## Your goal
All of the listing below must be repeated word for word. Pictures are the only thing to omit.

## Items
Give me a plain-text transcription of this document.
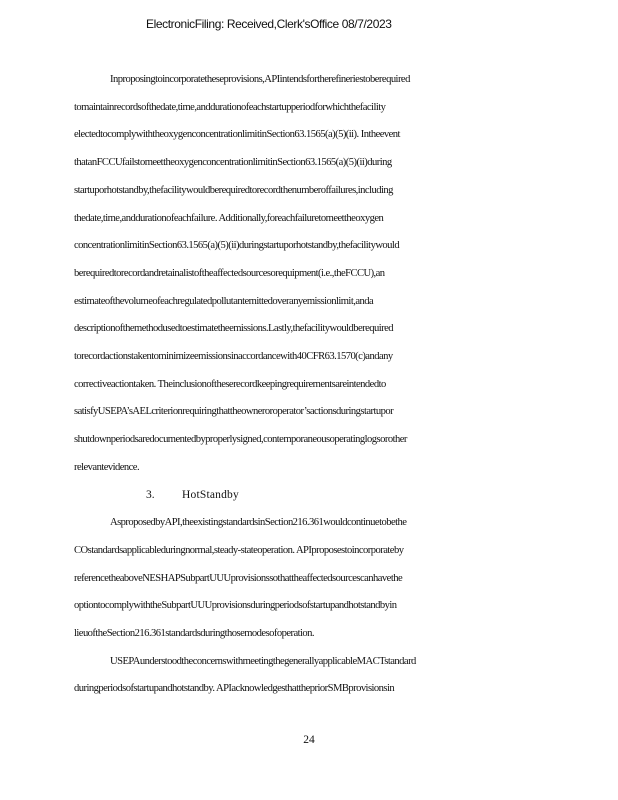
ElectronicFiling: Received,Clerk'sOffice 08/7/2023

Inproposingtoincorporatetheseprovisions,APIintendsfortherefineriestoberequired

tomaintainrecordsofthedate,time,anddurationofeachstartupperiodforwhichthefacility

electedtocomplywiththeoxygenconcentrationlimitinSection63.1565(a)(5)(ii). Intheevent

thatanFCCUfailstomeettheoxygenconcentrationlimitinSection63.1565(a)(5)(ii)during

startuporhotstandby,thefacilitywouldberequiredtorecordthenumberoffailures,including

thedate,time,anddurationofeachfailure. Additionally,foreachfailuretomeettheoxygen

concentrationlimitinSection63.1565(a)(5)(ii)duringstartuporhotstandby,thefacilitywould

berequiredtorecordandretainalistoftheaffectedsourcesorequipment(i.e.,theFCCU),an

estimateofthevolumeofeachregulatedpollutantemittedoveranyemissionlimit,anda

descriptionofthemethodusedtoestimatetheemissions.Lastly,thefacilitywouldberequired

torecordactionstakentominimizeemissionsinaccordancewith40CFR63.1570(c)andany

correctiveactiontaken. Theinclusionoftheserecordkeepingrequirementsareintendedto

satisfyUSEPA’sAELcriterionrequiringthattheowneroroperator’sactionsduringstartupor

shutdownperiodsaredocumentedbyproperlysigned,contemporaneousoperatinglogsorother

relevantevidence.

3. HotStandby

AsproposedbyAPI,theexistingstandardsinSection216.361wouldcontinuetobethe

COstandardsapplicableduringnormal,steady-stateoperation. APIproposestoincorporateby

referencetheaboveNESHAPSubpartUUUprovisionssothattheaffectedsourcescanhavethe

optiontocomplywiththeSubpartUUUprovisionsduringperiodsofstartupandhotstandbyin

lieuoftheSection216.361standardsduringthosemodesofoperation.

USEPAunderstoodtheconcernswithmeetingthegenerallyapplicableMACTstandard

duringperiodsofstartupandhotstandby. APIacknowledgesthatthepriorSMBprovisionsin

24
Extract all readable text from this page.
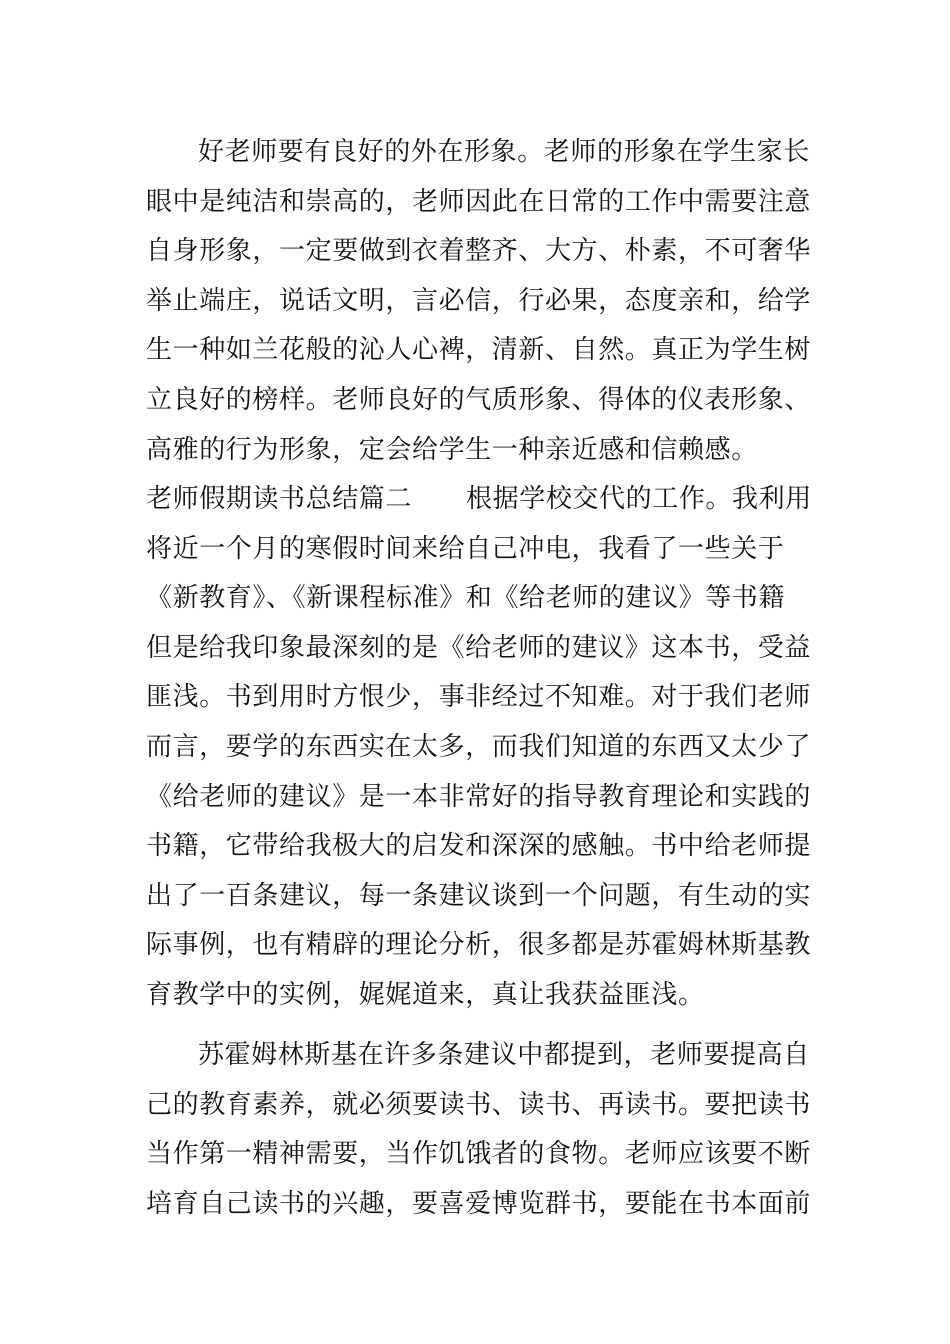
好老师要有良好的外在形象。老师的形象在学生家长
眼中是纯洁和崇高的，老师因此在日常的工作中需要注意
自身形象，一定要做到衣着整齐、大方、朴素，不可奢华
举止端庄，说话文明，言必信，行必果，态度亲和，给学
生一种如兰花般的沁人心裨，清新、自然。真正为学生树
立良好的榜样。老师良好的气质形象、得体的仪表形象、
高雅的行为形象，定会给学生一种亲近感和信赖感。
老师假期读书总结篇二 根据学校交代的工作。我利用
将近一个月的寒假时间来给自己冲电，我看了一些关于
《新教育》、《新课程标准》和《给老师的建议》等书籍
但是给我印象最深刻的是《给老师的建议》这本书，受益
匪浅。书到用时方恨少，事非经过不知难。对于我们老师
而言，要学的东西实在太多，而我们知道的东西又太少了
《给老师的建议》是一本非常好的指导教育理论和实践的
书籍，它带给我极大的启发和深深的感触。书中给老师提
出了一百条建议，每一条建议谈到一个问题，有生动的实
际事例，也有精辟的理论分析，很多都是苏霍姆林斯基教
育教学中的实例，娓娓道来，真让我获益匪浅。
苏霍姆林斯基在许多条建议中都提到，老师要提高自
己的教育素养，就必须要读书、读书、再读书。要把读书
当作第一精神需要，当作饥饿者的食物。老师应该要不断
培育自己读书的兴趣，要喜爱博览群书，要能在书本面前
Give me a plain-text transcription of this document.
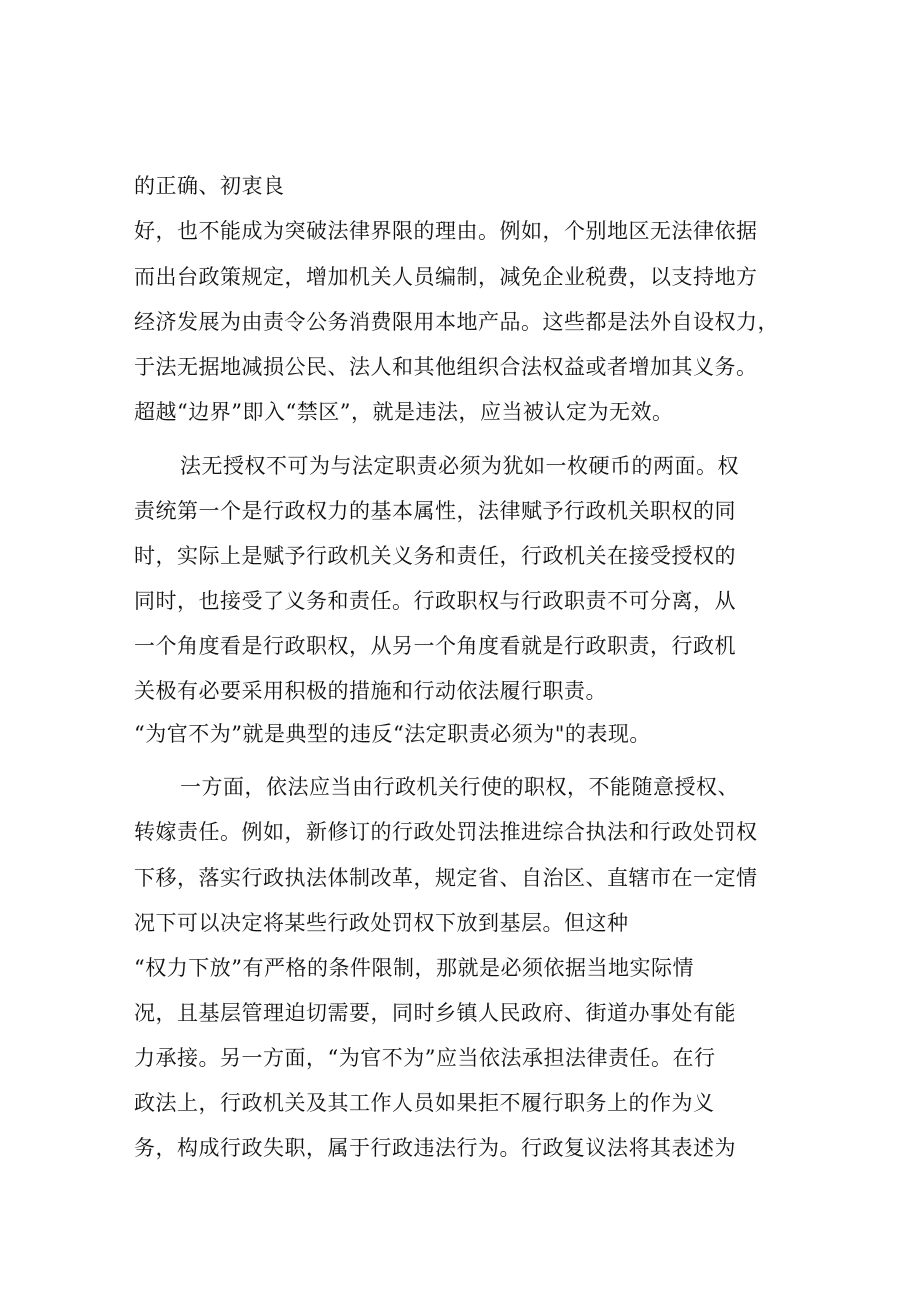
的正确、初衷良
好，也不能成为突破法律界限的理由。例如，个别地区无法律依据
而出台政策规定，增加机关人员编制，减免企业税费，以支持地方
经济发展为由责令公务消费限用本地产品。这些都是法外自设权力，
于法无据地减损公民、法人和其他组织合法权益或者增加其义务。
超越“边界”即入“禁区”，就是违法，应当被认定为无效。
法无授权不可为与法定职责必须为犹如一枚硬币的两面。权
责统第一个是行政权力的基本属性，法律赋予行政机关职权的同
时，实际上是赋予行政机关义务和责任，行政机关在接受授权的
同时，也接受了义务和责任。行政职权与行政职责不可分离，从
一个角度看是行政职权，从另一个角度看就是行政职责，行政机
关极有必要采用积极的措施和行动依法履行职责。
“为官不为”就是典型的违反“法定职责必须为"的表现。
一方面，依法应当由行政机关行使的职权，不能随意授权、
转嫁责任。例如，新修订的行政处罚法推进综合执法和行政处罚权
下移，落实行政执法体制改革，规定省、自治区、直辖市在一定情
况下可以决定将某些行政处罚权下放到基层。但这种
“权力下放”有严格的条件限制，那就是必须依据当地实际情
况，且基层管理迫切需要，同时乡镇人民政府、街道办事处有能
力承接。另一方面，“为官不为”应当依法承担法律责任。在行
政法上，行政机关及其工作人员如果拒不履行职务上的作为义
务，构成行政失职，属于行政违法行为。行政复议法将其表述为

## Exercise result
Give me a plain-text transcription of this document.
ElectronicFiling: Received,Clerk'sOffice 08/7/2023

Inproposingtoincorporatetheseprovisions,APIintendsfortherefineriestoberequired

tomaintainrecordsofthedate,time,anddurationofeachstartupperiodforwhichthefacility

electedtocomplywiththeoxygenconcentrationlimitinSection63.1565(a)(5)(ii). Intheevent

thatanFCCUfailstomeettheoxygenconcentrationlimitinSection63.1565(a)(5)(ii)during

startuporhotstandby,thefacilitywouldberequiredtorecordthenumberoffailures,including

thedate,time,anddurationofeachfailure. Additionally,foreachfailuretomeettheoxygen

concentrationlimitinSection63.1565(a)(5)(ii)duringstartuporhotstandby,thefacilitywould

berequiredtorecordandretainalistoftheaffectedsourcesorequipment(i.e.,theFCCU),an

estimateofthevolumeofeachregulatedpollutantemittedoveranyemissionlimit,anda

descriptionofthemethodusedtoestimatetheemissions.Lastly,thefacilitywouldberequired

torecordactionstakentominimizeemissionsinaccordancewith40CFR63.1570(c)andany

correctiveactiontaken. Theinclusionoftheserecordkeepingrequirementsareintendedto

satisfyUSEPA’sAELcriterionrequiringthattheowneroroperator’sactionsduringstartupor

shutdownperiodsaredocumentedbyproperlysigned,contemporaneousoperatinglogsorother

relevantevidence.

3. HotStandby

AsproposedbyAPI,theexistingstandardsinSection216.361wouldcontinuetobethe

COstandardsapplicableduringnormal,steady-stateoperation. APIproposestoincorporateby

referencetheaboveNESHAPSubpartUUUprovisionssothattheaffectedsourcescanhavethe

optiontocomplywiththeSubpartUUUprovisionsduringperiodsofstartupandhotstandbyin

lieuoftheSection216.361standardsduringthosemodesofoperation.

USEPAunderstoodtheconcernswithmeetingthegenerallyapplicableMACTstandard

duringperiodsofstartupandhotstandby. APIacknowledgesthatthepriorSMBprovisionsin

24
Extract all readable text from this page.
好老师要有良好的外在形象。老师的形象在学生家长
眼中是纯洁和崇高的，老师因此在日常的工作中需要注意
自身形象，一定要做到衣着整齐、大方、朴素，不可奢华
举止端庄，说话文明，言必信，行必果，态度亲和，给学
生一种如兰花般的沁人心裨，清新、自然。真正为学生树
立良好的榜样。老师良好的气质形象、得体的仪表形象、
高雅的行为形象，定会给学生一种亲近感和信赖感。
老师假期读书总结篇二 根据学校交代的工作。我利用
将近一个月的寒假时间来给自己冲电，我看了一些关于
《新教育》、《新课程标准》和《给老师的建议》等书籍
但是给我印象最深刻的是《给老师的建议》这本书，受益
匪浅。书到用时方恨少，事非经过不知难。对于我们老师
而言，要学的东西实在太多，而我们知道的东西又太少了
《给老师的建议》是一本非常好的指导教育理论和实践的
书籍，它带给我极大的启发和深深的感触。书中给老师提
出了一百条建议，每一条建议谈到一个问题，有生动的实
际事例，也有精辟的理论分析，很多都是苏霍姆林斯基教
育教学中的实例，娓娓道来，真让我获益匪浅。
苏霍姆林斯基在许多条建议中都提到，老师要提高自
己的教育素养，就必须要读书、读书、再读书。要把读书
当作第一精神需要，当作饥饿者的食物。老师应该要不断
培育自己读书的兴趣，要喜爱博览群书，要能在书本面前
Give me a plain-text transcription of this document.
的正确、初衷良
好，也不能成为突破法律界限的理由。例如，个别地区无法律依据
而出台政策规定，增加机关人员编制，减免企业税费，以支持地方
经济发展为由责令公务消费限用本地产品。这些都是法外自设权力，
于法无据地减损公民、法人和其他组织合法权益或者增加其义务。
超越“边界”即入“禁区”，就是违法，应当被认定为无效。
法无授权不可为与法定职责必须为犹如一枚硬币的两面。权
责统第一个是行政权力的基本属性，法律赋予行政机关职权的同
时，实际上是赋予行政机关义务和责任，行政机关在接受授权的
同时，也接受了义务和责任。行政职权与行政职责不可分离，从
一个角度看是行政职权，从另一个角度看就是行政职责，行政机
关极有必要采用积极的措施和行动依法履行职责。
“为官不为”就是典型的违反“法定职责必须为"的表现。
一方面，依法应当由行政机关行使的职权，不能随意授权、
转嫁责任。例如，新修订的行政处罚法推进综合执法和行政处罚权
下移，落实行政执法体制改革，规定省、自治区、直辖市在一定情
况下可以决定将某些行政处罚权下放到基层。但这种
“权力下放”有严格的条件限制，那就是必须依据当地实际情
况，且基层管理迫切需要，同时乡镇人民政府、街道办事处有能
力承接。另一方面，“为官不为”应当依法承担法律责任。在行
政法上，行政机关及其工作人员如果拒不履行职务上的作为义
务，构成行政失职，属于行政违法行为。行政复议法将其表述为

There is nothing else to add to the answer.